-- Work to be completed --
Copy every line of the entries that includes the word "работ".

--- Start ---

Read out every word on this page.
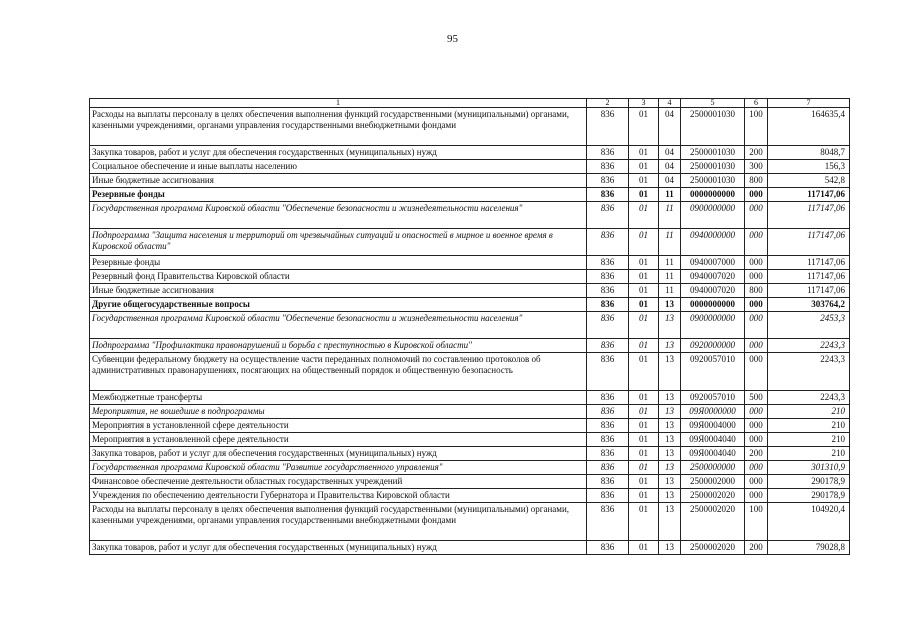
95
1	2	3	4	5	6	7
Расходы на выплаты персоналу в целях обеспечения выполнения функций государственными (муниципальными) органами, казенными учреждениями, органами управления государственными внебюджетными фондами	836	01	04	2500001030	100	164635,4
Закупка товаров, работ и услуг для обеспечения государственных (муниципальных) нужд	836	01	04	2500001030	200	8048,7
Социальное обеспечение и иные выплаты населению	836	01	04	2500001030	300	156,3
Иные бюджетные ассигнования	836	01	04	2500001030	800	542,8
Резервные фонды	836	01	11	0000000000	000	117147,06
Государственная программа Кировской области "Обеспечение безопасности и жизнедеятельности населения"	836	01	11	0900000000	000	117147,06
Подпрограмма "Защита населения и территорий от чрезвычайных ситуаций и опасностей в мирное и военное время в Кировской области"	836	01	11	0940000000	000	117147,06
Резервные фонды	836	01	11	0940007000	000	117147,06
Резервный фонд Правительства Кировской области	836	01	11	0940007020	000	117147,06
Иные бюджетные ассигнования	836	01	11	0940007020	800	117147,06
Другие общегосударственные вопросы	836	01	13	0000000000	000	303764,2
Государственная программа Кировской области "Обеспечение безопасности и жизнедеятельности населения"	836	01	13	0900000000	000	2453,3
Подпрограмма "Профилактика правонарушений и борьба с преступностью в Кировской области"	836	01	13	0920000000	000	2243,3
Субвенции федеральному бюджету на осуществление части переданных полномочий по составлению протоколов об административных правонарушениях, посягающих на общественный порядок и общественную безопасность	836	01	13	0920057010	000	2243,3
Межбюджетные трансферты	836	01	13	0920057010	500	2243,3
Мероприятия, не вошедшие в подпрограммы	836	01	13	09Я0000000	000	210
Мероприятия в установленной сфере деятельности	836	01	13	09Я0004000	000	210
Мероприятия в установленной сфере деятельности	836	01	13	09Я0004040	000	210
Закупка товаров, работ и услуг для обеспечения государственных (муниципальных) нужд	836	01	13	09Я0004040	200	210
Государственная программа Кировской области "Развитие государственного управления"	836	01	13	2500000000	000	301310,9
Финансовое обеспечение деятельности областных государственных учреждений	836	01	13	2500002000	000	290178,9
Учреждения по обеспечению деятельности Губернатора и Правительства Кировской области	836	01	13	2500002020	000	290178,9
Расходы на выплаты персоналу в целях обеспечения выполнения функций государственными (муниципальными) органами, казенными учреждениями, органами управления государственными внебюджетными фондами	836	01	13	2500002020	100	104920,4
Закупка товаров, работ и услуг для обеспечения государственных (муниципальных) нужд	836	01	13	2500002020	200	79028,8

--- End ---

-- Answer in full --
Закупка товаров, работ и услуг для обеспечения государственных (муниципальных) нужд	836	01	04	2500001030	200	8048,7
Закупка товаров, работ и услуг для обеспечения государственных (муниципальных) нужд	836	01	13	09Я0004040	200	210
Закупка товаров, работ и услуг для обеспечения государственных (муниципальных) нужд	836	01	13	2500002020	200	79028,8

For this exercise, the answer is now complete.